*Stored data*
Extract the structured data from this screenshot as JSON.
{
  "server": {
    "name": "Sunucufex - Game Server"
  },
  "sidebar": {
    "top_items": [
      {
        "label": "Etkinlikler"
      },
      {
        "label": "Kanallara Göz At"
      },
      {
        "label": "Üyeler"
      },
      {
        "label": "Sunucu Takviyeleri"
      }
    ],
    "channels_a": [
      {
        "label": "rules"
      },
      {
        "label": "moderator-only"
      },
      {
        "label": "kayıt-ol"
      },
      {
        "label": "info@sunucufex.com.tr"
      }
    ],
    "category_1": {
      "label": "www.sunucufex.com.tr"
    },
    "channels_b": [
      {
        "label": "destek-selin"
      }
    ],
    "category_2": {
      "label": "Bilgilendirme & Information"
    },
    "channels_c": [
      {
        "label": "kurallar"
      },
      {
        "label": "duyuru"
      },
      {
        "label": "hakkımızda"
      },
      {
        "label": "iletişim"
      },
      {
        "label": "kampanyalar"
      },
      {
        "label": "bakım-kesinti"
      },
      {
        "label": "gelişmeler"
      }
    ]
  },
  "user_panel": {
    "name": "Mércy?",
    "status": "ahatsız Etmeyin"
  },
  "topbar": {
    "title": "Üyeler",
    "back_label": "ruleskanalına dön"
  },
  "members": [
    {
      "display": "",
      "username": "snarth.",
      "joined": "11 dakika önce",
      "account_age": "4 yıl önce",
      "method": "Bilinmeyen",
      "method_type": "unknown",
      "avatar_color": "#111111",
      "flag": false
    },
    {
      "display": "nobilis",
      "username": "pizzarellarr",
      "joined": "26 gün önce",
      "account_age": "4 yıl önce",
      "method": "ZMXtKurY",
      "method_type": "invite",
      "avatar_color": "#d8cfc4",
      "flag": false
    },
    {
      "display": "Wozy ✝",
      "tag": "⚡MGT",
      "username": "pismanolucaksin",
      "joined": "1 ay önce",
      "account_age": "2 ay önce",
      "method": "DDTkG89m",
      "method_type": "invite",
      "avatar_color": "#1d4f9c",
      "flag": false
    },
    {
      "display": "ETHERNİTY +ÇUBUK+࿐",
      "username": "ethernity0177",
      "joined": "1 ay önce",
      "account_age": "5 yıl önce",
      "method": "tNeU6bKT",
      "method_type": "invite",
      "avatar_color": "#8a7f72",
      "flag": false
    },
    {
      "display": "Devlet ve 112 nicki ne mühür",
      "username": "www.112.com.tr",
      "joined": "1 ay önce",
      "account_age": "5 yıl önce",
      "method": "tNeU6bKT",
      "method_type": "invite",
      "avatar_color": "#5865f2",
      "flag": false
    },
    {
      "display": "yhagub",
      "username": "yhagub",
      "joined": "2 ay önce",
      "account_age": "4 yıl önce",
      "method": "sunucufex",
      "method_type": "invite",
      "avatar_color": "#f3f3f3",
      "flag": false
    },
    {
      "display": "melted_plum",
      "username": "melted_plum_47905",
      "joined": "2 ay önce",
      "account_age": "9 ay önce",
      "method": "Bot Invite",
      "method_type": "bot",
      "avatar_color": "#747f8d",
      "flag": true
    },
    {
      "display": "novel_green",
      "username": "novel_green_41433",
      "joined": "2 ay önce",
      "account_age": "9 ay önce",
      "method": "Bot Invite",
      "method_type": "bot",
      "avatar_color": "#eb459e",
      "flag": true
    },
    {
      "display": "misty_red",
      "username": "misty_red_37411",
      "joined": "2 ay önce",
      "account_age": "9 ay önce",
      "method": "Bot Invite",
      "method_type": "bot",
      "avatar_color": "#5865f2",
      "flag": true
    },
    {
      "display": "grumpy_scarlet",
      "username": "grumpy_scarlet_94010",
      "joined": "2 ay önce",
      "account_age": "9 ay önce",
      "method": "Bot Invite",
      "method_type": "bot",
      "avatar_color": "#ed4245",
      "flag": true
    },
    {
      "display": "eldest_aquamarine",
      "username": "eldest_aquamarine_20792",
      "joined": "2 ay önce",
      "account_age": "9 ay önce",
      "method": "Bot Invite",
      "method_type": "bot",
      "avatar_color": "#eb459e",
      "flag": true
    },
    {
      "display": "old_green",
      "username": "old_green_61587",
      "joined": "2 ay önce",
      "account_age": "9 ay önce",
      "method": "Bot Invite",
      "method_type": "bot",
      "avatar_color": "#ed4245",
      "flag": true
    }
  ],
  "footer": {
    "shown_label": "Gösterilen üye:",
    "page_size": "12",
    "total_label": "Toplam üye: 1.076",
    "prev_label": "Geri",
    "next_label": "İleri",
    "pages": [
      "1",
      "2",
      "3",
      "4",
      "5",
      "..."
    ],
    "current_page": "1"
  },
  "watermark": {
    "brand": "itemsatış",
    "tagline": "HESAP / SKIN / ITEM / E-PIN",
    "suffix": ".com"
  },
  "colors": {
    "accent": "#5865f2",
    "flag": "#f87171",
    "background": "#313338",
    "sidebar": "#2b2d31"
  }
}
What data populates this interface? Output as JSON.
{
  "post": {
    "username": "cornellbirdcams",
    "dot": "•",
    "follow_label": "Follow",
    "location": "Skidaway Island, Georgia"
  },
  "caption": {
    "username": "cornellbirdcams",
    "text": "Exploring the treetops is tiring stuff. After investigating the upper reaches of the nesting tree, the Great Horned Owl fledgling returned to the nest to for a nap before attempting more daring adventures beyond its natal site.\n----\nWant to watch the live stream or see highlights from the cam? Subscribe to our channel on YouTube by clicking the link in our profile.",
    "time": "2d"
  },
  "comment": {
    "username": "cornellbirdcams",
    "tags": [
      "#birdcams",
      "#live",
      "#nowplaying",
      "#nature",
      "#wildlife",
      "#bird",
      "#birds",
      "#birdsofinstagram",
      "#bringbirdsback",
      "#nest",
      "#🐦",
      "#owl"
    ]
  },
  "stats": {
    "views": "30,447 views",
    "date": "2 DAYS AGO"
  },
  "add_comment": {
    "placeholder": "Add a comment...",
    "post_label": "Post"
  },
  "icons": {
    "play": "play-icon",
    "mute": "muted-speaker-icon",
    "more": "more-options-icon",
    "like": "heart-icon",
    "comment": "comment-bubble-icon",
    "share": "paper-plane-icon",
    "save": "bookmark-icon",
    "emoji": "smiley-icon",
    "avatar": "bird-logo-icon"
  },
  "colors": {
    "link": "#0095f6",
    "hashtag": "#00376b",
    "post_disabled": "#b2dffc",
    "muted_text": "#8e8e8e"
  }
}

*Do this*
Print again the material above, limited to the lines from the one holding "What data populates" through the last, inclusive.

*Result*
What data populates this interface? Output as JSON.
{
  "post": {
    "username": "cornellbirdcams",
    "dot": "•",
    "follow_label": "Follow",
    "location": "Skidaway Island, Georgia"
  },
  "caption": {
    "username": "cornellbirdcams",
    "text": "Exploring the treetops is tiring stuff. After investigating the upper reaches of the nesting tree, the Great Horned Owl fledgling returned to the nest to for a nap before attempting more daring adventures beyond its natal site.\n----\nWant to watch the live stream or see highlights from the cam? Subscribe to our channel on YouTube by clicking the link in our profile.",
    "time": "2d"
  },
  "comment": {
    "username": "cornellbirdcams",
    "tags": [
      "#birdcams",
      "#live",
      "#nowplaying",
      "#nature",
      "#wildlife",
      "#bird",
      "#birds",
      "#birdsofinstagram",
      "#bringbirdsback",
      "#nest",
      "#🐦",
      "#owl"
    ]
  },
  "stats": {
    "views": "30,447 views",
    "date": "2 DAYS AGO"
  },
  "add_comment": {
    "placeholder": "Add a comment...",
    "post_label": "Post"
  },
  "icons": {
    "play": "play-icon",
    "mute": "muted-speaker-icon",
    "more": "more-options-icon",
    "like": "heart-icon",
    "comment": "comment-bubble-icon",
    "share": "paper-plane-icon",
    "save": "bookmark-icon",
    "emoji": "smiley-icon",
    "avatar": "bird-logo-icon"
  },
  "colors": {
    "link": "#0095f6",
    "hashtag": "#00376b",
    "post_disabled": "#b2dffc",
    "muted_text": "#8e8e8e"
  }
}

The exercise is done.